_Listed records_.
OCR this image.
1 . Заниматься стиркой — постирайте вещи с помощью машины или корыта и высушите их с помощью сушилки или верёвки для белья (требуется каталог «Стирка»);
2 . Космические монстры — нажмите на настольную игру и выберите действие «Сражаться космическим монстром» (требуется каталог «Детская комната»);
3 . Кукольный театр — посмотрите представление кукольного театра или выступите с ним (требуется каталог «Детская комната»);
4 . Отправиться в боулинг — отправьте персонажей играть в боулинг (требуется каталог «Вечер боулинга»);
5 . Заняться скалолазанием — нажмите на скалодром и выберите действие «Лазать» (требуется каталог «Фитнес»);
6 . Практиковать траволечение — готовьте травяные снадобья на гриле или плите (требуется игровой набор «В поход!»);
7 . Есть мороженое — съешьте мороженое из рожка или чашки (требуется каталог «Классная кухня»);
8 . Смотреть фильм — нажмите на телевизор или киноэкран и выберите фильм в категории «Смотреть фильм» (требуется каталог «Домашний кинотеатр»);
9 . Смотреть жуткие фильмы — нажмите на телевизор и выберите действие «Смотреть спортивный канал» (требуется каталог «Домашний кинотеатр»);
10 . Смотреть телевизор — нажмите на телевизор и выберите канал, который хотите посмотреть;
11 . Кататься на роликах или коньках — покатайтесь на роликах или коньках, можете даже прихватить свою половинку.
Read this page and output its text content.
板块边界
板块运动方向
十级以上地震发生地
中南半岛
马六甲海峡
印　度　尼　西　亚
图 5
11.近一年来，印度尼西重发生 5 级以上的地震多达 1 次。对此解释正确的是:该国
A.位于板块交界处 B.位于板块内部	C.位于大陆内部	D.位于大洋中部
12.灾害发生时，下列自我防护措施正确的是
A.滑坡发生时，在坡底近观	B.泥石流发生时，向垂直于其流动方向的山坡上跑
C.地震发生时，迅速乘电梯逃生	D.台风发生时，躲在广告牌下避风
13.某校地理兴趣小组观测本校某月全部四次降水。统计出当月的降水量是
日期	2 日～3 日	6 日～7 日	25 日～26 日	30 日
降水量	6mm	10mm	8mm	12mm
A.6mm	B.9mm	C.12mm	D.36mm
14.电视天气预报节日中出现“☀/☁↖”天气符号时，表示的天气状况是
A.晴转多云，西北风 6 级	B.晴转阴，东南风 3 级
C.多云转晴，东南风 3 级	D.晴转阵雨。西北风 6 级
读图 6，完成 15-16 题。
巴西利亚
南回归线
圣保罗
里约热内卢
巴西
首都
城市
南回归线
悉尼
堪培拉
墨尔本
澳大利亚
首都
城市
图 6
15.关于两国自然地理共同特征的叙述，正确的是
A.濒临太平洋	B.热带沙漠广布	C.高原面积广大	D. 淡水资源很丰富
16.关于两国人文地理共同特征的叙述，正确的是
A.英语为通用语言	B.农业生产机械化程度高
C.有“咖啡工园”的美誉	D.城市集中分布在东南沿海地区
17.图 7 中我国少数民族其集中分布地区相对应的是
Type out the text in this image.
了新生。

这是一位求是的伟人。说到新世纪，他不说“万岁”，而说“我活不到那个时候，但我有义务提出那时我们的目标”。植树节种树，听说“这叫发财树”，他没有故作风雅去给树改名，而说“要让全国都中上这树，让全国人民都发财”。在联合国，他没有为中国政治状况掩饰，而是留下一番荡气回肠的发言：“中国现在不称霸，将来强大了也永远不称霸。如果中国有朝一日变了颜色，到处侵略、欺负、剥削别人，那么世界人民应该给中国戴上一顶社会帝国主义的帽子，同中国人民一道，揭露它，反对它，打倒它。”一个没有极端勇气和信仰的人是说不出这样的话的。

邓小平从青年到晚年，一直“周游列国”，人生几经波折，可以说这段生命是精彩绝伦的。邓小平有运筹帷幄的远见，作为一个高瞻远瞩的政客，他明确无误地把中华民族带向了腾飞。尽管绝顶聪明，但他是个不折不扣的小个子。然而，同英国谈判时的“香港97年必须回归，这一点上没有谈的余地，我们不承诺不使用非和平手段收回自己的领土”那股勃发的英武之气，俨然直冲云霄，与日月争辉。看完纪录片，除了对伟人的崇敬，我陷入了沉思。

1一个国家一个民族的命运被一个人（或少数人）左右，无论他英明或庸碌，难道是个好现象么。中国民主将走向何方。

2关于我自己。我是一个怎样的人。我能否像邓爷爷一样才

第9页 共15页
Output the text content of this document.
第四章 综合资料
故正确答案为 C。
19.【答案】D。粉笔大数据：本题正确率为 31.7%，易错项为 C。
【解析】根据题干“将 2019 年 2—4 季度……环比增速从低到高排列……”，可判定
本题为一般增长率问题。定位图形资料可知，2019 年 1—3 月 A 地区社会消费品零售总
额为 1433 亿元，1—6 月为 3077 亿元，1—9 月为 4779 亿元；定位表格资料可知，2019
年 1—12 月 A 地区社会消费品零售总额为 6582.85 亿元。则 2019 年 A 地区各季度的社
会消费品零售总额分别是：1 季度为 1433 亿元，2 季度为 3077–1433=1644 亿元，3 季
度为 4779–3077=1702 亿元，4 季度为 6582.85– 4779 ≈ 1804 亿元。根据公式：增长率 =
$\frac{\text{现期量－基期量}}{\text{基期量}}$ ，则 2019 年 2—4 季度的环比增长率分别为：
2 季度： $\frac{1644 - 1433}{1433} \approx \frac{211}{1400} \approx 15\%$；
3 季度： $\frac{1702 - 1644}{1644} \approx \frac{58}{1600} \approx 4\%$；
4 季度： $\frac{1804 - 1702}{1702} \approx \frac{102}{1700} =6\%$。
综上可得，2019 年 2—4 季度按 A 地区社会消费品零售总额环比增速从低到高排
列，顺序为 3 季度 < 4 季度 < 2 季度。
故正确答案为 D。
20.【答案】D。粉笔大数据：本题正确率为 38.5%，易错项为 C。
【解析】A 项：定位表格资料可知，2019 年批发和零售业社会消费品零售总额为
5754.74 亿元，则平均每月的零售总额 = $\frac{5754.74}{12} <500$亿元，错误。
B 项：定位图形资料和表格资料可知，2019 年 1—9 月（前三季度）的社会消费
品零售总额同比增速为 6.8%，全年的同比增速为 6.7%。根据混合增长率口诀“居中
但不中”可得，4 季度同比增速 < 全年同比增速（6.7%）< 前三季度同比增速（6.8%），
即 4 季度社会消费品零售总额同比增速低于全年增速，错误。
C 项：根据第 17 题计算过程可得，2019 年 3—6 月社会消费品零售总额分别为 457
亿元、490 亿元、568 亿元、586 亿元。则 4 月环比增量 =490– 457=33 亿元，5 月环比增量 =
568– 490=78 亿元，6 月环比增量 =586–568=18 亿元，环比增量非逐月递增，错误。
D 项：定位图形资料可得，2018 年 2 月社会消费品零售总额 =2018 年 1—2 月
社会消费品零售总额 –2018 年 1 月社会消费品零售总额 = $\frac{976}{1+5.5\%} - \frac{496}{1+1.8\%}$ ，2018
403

_Problem to solve_. Reproduce the lines from the one containing "Type out the text in this image." to the end of the entries, keeping both ends and adding nothing.

_Result_.
Type out the text in this image.
了新生。

这是一位求是的伟人。说到新世纪，他不说“万岁”，而说“我活不到那个时候，但我有义务提出那时我们的目标”。植树节种树，听说“这叫发财树”，他没有故作风雅去给树改名，而说“要让全国都中上这树，让全国人民都发财”。在联合国，他没有为中国政治状况掩饰，而是留下一番荡气回肠的发言：“中国现在不称霸，将来强大了也永远不称霸。如果中国有朝一日变了颜色，到处侵略、欺负、剥削别人，那么世界人民应该给中国戴上一顶社会帝国主义的帽子，同中国人民一道，揭露它，反对它，打倒它。”一个没有极端勇气和信仰的人是说不出这样的话的。

邓小平从青年到晚年，一直“周游列国”，人生几经波折，可以说这段生命是精彩绝伦的。邓小平有运筹帷幄的远见，作为一个高瞻远瞩的政客，他明确无误地把中华民族带向了腾飞。尽管绝顶聪明，但他是个不折不扣的小个子。然而，同英国谈判时的“香港97年必须回归，这一点上没有谈的余地，我们不承诺不使用非和平手段收回自己的领土”那股勃发的英武之气，俨然直冲云霄，与日月争辉。看完纪录片，除了对伟人的崇敬，我陷入了沉思。

1一个国家一个民族的命运被一个人（或少数人）左右，无论他英明或庸碌，难道是个好现象么。中国民主将走向何方。

2关于我自己。我是一个怎样的人。我能否像邓爷爷一样才

第9页 共15页
Output the text content of this document.
第四章 综合资料
故正确答案为 C。
19.【答案】D。粉笔大数据：本题正确率为 31.7%，易错项为 C。
【解析】根据题干“将 2019 年 2—4 季度……环比增速从低到高排列……”，可判定
本题为一般增长率问题。定位图形资料可知，2019 年 1—3 月 A 地区社会消费品零售总
额为 1433 亿元，1—6 月为 3077 亿元，1—9 月为 4779 亿元；定位表格资料可知，2019
年 1—12 月 A 地区社会消费品零售总额为 6582.85 亿元。则 2019 年 A 地区各季度的社
会消费品零售总额分别是：1 季度为 1433 亿元，2 季度为 3077–1433=1644 亿元，3 季
度为 4779–3077=1702 亿元，4 季度为 6582.85– 4779 ≈ 1804 亿元。根据公式：增长率 =
$\frac{\text{现期量－基期量}}{\text{基期量}}$ ，则 2019 年 2—4 季度的环比增长率分别为：
2 季度： $\frac{1644 - 1433}{1433} \approx \frac{211}{1400} \approx 15\%$；
3 季度： $\frac{1702 - 1644}{1644} \approx \frac{58}{1600} \approx 4\%$；
4 季度： $\frac{1804 - 1702}{1702} \approx \frac{102}{1700} =6\%$。
综上可得，2019 年 2—4 季度按 A 地区社会消费品零售总额环比增速从低到高排
列，顺序为 3 季度 < 4 季度 < 2 季度。
故正确答案为 D。
20.【答案】D。粉笔大数据：本题正确率为 38.5%，易错项为 C。
【解析】A 项：定位表格资料可知，2019 年批发和零售业社会消费品零售总额为
5754.74 亿元，则平均每月的零售总额 = $\frac{5754.74}{12} <500$亿元，错误。
B 项：定位图形资料和表格资料可知，2019 年 1—9 月（前三季度）的社会消费
品零售总额同比增速为 6.8%，全年的同比增速为 6.7%。根据混合增长率口诀“居中
但不中”可得，4 季度同比增速 < 全年同比增速（6.7%）< 前三季度同比增速（6.8%），
即 4 季度社会消费品零售总额同比增速低于全年增速，错误。
C 项：根据第 17 题计算过程可得，2019 年 3—6 月社会消费品零售总额分别为 457
亿元、490 亿元、568 亿元、586 亿元。则 4 月环比增量 =490– 457=33 亿元，5 月环比增量 =
568– 490=78 亿元，6 月环比增量 =586–568=18 亿元，环比增量非逐月递增，错误。
D 项：定位图形资料可得，2018 年 2 月社会消费品零售总额 =2018 年 1—2 月
社会消费品零售总额 –2018 年 1 月社会消费品零售总额 = $\frac{976}{1+5.5\%} - \frac{496}{1+1.8\%}$ ，2018
403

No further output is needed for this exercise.